- [What is asked]: List all lines of the data containing the word "content".

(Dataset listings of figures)
┌────────

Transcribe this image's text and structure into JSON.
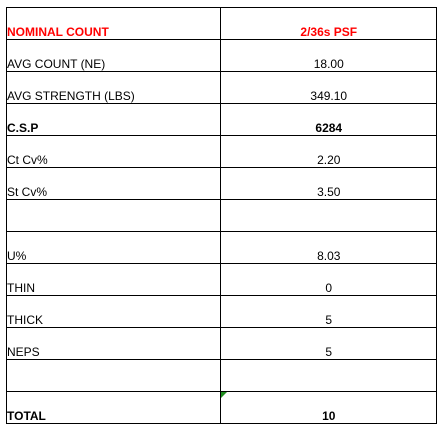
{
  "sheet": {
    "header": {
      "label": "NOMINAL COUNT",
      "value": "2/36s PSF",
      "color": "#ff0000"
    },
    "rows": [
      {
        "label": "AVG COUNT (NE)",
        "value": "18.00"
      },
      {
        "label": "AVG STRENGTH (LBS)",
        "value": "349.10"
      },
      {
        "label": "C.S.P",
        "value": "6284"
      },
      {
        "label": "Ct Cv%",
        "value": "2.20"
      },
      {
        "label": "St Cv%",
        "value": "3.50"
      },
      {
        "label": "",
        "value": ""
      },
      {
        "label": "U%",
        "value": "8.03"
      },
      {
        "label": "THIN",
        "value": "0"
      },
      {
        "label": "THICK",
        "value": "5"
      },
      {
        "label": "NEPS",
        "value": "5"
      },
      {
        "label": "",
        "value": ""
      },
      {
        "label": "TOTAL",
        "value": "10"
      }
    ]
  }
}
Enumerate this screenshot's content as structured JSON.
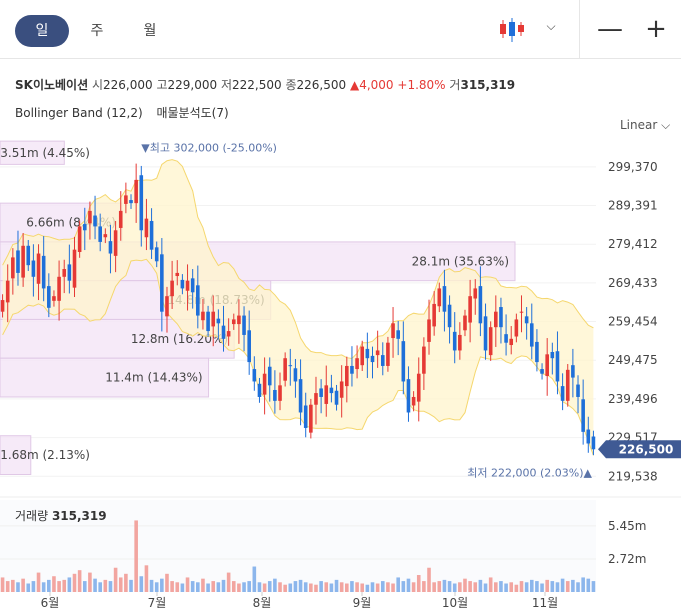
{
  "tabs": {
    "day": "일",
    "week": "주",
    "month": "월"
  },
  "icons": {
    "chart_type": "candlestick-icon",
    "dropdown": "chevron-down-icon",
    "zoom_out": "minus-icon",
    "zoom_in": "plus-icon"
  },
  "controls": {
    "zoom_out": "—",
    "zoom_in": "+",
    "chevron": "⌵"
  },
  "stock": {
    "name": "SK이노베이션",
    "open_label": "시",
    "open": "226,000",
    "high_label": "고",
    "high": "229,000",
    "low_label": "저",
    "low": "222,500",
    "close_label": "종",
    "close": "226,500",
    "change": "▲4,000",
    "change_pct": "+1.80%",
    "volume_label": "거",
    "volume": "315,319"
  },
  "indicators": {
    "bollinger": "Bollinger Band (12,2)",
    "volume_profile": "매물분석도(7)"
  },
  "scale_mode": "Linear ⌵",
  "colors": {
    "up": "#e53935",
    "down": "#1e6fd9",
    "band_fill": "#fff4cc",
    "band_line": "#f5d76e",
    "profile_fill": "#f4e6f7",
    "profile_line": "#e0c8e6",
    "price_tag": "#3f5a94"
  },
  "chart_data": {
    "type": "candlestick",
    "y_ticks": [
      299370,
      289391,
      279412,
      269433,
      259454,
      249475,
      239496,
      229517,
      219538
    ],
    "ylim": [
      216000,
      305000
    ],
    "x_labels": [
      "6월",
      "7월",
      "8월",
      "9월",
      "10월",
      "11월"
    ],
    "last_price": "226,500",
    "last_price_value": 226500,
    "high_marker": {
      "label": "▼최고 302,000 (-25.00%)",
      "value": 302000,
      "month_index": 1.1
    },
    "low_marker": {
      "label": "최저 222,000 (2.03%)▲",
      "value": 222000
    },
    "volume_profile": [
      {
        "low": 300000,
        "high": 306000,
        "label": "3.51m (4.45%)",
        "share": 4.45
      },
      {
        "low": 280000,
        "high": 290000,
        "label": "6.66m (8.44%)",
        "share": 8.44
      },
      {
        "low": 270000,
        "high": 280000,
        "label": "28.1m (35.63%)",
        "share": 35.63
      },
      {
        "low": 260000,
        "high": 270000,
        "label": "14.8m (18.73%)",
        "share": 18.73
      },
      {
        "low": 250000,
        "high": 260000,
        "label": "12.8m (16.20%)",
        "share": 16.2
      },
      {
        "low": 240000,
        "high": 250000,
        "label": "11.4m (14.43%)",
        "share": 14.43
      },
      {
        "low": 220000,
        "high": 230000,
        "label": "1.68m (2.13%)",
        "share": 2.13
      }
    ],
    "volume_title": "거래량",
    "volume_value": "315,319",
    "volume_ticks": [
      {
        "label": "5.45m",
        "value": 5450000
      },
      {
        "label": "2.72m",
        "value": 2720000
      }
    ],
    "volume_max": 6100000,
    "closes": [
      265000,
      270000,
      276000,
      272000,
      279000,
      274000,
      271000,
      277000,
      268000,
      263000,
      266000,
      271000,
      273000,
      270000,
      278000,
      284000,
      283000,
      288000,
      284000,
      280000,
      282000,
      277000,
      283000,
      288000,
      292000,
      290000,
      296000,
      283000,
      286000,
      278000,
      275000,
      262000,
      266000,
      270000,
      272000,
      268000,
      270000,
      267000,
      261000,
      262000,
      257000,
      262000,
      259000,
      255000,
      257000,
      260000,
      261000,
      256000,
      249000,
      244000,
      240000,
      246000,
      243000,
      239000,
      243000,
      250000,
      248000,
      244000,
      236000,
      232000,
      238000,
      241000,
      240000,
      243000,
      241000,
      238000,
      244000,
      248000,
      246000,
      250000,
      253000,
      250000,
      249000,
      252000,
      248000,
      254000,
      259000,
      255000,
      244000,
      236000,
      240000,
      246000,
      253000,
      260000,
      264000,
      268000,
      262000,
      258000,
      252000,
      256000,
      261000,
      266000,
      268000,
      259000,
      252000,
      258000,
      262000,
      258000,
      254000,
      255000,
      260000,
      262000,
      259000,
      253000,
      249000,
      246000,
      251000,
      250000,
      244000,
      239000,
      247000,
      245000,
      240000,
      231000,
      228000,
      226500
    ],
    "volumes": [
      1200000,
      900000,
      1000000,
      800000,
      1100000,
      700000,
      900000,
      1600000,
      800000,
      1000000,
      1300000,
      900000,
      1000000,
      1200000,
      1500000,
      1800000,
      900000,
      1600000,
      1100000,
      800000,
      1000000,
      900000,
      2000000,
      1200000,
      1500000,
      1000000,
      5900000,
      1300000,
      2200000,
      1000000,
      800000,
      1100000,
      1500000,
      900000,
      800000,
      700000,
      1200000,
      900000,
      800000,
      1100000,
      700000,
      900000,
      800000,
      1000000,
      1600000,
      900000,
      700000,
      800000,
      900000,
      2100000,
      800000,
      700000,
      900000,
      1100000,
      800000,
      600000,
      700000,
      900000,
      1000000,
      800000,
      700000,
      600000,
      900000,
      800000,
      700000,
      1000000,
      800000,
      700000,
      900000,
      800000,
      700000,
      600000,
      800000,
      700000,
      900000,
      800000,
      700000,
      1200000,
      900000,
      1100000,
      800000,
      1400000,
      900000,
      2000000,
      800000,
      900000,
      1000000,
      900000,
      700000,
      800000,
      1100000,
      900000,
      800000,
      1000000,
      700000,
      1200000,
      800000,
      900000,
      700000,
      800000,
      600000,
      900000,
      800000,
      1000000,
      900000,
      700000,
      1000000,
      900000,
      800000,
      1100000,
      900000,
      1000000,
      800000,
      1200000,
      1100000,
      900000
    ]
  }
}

└────────
┌────────

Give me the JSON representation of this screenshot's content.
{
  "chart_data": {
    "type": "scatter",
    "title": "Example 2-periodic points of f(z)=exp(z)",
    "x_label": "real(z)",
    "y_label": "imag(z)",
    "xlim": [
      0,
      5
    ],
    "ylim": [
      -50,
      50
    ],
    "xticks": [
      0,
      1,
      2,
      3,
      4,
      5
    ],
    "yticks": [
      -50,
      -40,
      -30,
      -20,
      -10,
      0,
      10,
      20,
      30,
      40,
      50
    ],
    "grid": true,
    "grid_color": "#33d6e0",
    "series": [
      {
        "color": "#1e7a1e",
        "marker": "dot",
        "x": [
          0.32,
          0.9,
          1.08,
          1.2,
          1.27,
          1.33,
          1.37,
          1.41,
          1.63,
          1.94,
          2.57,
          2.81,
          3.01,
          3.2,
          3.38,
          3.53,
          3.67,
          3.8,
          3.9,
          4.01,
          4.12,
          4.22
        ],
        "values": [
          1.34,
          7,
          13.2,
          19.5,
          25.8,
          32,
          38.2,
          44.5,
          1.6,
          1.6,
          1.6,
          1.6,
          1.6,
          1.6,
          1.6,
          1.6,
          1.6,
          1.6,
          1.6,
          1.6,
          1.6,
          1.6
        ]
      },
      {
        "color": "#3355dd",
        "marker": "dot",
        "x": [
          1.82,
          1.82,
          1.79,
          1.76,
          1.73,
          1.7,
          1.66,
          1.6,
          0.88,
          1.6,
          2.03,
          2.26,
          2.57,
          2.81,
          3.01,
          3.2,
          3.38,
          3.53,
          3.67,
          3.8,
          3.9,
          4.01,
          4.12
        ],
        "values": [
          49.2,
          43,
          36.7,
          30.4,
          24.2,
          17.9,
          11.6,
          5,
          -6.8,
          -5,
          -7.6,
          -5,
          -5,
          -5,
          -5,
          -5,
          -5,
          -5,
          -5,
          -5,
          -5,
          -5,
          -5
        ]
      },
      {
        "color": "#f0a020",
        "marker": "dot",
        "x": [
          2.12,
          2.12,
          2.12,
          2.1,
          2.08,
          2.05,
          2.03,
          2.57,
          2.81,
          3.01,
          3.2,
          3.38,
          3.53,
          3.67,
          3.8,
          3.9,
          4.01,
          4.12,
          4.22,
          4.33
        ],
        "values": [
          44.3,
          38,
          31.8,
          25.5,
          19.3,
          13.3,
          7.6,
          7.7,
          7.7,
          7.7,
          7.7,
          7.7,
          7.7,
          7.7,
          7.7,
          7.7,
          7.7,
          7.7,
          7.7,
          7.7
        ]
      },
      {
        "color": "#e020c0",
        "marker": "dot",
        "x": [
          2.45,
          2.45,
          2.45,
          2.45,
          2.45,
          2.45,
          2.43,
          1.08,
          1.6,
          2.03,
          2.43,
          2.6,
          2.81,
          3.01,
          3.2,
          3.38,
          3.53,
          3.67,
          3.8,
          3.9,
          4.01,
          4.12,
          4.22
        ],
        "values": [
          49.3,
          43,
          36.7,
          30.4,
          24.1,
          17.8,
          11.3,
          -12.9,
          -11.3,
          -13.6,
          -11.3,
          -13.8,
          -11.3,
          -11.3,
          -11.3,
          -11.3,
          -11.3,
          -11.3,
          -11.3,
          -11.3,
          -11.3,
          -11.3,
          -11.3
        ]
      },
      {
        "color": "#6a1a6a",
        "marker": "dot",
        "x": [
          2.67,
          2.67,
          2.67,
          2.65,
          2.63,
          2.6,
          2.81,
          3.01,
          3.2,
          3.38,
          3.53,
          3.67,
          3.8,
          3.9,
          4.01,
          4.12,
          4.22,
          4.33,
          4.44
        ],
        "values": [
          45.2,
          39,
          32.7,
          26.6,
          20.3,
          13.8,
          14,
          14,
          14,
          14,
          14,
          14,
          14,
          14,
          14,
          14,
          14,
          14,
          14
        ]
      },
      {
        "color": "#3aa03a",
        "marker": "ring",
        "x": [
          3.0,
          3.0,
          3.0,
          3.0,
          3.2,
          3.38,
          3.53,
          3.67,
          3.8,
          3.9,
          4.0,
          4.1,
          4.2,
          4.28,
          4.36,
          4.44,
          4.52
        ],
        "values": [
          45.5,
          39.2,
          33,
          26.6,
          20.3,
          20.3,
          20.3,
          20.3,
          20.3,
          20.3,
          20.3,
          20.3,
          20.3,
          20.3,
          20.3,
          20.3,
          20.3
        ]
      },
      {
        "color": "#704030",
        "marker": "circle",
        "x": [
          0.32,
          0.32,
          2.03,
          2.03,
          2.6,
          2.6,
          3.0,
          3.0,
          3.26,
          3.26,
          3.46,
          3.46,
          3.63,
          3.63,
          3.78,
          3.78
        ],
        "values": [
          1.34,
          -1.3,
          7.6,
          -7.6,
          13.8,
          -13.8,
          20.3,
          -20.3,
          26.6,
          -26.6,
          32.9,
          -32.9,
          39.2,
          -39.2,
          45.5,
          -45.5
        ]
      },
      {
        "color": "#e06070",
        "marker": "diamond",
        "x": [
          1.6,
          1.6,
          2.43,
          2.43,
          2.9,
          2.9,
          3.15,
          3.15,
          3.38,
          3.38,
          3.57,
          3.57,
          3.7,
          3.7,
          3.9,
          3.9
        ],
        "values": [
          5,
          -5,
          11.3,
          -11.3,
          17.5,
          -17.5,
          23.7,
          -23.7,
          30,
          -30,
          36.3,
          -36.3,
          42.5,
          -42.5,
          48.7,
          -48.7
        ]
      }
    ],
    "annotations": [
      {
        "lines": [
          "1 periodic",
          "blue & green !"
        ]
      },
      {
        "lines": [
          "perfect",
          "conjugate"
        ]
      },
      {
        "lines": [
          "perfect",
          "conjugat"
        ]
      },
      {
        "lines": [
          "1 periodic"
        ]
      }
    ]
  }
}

└────────

- [Result of the task]:
Enumerate this screenshot's content as structured JSON.
Give me the JSON representation of this screenshot's content.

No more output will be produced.